EXERCISE DESCRIPTION
Find each line containing the word "structured" and report how many there are. Add nothing else.
** start **
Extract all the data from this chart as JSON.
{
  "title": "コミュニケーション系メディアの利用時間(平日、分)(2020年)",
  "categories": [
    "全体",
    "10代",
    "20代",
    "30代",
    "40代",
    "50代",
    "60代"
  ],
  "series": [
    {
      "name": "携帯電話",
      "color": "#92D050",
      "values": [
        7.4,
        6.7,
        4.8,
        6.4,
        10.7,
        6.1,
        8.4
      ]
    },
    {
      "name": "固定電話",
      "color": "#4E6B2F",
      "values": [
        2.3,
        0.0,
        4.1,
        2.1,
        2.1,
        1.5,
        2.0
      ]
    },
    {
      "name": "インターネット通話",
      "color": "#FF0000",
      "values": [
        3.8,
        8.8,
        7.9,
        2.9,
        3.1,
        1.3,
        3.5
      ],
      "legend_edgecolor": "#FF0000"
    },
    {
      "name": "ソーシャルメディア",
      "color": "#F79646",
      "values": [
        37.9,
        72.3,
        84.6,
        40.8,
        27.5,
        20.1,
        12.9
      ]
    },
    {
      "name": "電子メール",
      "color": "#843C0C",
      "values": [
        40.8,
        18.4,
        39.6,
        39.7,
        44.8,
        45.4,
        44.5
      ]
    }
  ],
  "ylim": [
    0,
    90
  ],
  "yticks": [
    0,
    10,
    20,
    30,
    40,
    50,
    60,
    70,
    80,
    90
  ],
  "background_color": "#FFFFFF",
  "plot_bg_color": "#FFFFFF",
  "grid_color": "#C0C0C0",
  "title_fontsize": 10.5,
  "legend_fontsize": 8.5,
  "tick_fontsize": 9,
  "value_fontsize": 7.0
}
** end **
** start **
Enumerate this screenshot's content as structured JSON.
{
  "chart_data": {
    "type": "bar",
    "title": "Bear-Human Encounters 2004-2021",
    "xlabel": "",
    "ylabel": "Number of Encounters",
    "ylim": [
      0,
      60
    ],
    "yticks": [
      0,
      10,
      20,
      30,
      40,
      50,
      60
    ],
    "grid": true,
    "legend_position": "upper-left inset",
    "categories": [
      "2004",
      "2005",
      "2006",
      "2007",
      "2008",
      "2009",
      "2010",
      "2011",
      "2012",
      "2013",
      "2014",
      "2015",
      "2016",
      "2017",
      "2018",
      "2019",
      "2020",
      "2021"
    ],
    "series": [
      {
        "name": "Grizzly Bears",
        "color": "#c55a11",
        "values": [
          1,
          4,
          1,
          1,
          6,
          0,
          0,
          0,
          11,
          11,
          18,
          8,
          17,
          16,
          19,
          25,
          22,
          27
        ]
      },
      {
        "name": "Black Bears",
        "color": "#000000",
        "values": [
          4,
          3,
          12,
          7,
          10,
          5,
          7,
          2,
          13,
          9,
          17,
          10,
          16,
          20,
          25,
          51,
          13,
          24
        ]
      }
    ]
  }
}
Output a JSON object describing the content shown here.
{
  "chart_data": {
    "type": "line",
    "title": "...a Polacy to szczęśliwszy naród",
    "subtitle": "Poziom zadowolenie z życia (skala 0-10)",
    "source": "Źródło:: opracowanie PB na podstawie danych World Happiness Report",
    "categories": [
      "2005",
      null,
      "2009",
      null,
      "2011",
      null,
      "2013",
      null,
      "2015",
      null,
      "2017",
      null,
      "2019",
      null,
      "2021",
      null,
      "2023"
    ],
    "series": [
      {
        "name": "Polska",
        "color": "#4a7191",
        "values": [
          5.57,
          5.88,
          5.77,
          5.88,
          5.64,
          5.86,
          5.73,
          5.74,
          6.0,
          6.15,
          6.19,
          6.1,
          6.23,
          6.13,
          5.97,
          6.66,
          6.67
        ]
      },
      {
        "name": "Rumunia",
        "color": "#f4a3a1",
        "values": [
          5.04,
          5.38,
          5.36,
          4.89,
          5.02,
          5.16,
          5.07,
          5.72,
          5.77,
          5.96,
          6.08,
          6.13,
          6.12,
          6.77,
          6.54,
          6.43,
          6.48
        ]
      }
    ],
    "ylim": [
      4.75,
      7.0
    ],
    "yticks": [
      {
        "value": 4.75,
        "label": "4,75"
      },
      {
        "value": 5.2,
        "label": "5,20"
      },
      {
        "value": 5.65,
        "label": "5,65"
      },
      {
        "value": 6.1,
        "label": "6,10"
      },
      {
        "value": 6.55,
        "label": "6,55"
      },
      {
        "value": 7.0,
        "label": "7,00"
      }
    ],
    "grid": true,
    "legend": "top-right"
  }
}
** end **
** start **
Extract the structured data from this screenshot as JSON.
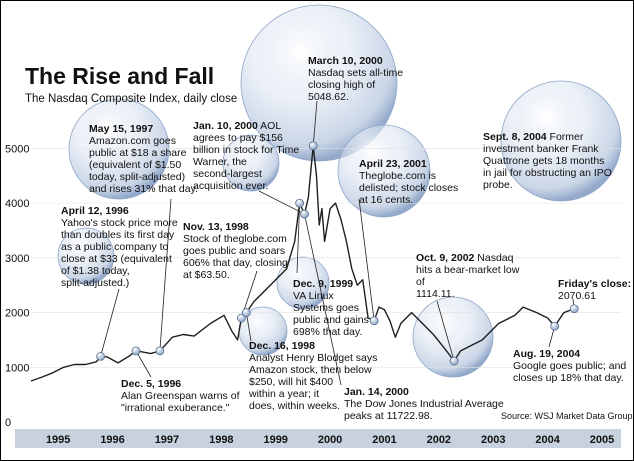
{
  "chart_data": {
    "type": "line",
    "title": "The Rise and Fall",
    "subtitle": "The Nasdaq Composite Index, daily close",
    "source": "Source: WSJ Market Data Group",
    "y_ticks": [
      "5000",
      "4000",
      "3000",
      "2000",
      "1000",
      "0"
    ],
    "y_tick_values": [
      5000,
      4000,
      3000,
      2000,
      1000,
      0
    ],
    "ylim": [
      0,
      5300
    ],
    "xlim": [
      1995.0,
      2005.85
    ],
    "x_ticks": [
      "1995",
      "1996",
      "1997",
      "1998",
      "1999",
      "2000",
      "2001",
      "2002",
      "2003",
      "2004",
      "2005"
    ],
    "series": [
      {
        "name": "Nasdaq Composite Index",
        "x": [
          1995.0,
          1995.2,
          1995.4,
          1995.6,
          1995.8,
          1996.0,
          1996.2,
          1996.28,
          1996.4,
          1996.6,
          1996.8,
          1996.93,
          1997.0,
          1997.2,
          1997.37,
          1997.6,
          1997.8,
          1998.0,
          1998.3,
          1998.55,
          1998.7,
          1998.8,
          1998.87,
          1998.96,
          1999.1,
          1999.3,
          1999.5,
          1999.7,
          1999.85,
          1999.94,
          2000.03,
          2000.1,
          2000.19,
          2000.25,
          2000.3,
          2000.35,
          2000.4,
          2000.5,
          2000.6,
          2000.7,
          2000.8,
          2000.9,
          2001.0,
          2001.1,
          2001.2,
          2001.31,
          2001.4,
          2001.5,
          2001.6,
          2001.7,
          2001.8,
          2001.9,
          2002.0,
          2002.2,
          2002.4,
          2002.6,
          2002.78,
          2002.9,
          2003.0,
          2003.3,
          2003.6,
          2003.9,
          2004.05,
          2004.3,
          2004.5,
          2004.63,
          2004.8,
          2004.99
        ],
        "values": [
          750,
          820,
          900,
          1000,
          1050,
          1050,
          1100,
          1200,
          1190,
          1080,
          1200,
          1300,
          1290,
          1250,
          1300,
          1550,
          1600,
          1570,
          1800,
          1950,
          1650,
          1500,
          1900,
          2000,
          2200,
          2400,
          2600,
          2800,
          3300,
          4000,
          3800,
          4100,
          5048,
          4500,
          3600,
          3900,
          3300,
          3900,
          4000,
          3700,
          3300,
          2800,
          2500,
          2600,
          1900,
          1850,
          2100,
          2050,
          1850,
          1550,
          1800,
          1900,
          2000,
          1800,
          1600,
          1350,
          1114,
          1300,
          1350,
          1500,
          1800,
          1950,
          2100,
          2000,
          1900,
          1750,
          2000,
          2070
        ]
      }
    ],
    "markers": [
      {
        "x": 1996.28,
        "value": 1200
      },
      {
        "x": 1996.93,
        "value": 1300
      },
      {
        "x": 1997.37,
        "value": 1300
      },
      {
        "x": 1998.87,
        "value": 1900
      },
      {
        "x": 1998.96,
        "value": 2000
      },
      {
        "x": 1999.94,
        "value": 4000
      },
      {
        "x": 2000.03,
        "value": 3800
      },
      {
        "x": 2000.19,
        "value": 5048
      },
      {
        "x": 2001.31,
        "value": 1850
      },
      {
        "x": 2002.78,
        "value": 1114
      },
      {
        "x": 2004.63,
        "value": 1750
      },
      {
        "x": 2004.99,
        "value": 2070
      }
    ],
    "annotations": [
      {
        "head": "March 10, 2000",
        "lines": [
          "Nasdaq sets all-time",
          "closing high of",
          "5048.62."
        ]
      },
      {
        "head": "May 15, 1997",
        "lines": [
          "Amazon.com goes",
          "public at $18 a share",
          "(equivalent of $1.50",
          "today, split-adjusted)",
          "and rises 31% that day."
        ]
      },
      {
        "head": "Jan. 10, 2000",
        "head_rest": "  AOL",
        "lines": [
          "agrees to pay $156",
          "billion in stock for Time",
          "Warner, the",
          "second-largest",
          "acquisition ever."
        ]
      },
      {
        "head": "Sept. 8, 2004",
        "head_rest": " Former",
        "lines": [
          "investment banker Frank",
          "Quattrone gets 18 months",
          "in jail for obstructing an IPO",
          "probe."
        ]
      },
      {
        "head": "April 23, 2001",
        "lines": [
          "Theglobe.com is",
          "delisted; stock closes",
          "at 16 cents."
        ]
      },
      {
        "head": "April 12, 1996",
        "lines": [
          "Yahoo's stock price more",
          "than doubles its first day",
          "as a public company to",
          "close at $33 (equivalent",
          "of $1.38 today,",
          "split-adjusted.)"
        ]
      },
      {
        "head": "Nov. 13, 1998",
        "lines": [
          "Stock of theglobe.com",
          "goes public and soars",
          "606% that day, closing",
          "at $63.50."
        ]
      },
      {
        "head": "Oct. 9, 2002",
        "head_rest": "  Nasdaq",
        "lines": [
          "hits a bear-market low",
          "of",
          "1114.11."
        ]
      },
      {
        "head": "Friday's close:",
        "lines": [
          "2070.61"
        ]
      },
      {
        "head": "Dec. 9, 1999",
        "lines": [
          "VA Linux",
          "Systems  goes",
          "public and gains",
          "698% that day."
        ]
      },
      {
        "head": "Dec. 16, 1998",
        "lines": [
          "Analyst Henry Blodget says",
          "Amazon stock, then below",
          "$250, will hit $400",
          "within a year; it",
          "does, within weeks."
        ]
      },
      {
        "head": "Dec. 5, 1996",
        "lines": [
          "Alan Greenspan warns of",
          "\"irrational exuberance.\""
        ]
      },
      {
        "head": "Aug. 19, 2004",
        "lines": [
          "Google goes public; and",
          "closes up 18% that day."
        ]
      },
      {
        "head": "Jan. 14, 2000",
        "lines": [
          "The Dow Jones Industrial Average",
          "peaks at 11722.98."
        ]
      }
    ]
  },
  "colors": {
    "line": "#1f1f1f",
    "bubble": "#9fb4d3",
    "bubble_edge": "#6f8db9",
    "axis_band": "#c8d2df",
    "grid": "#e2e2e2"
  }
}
** end **
THE SOLUTION
2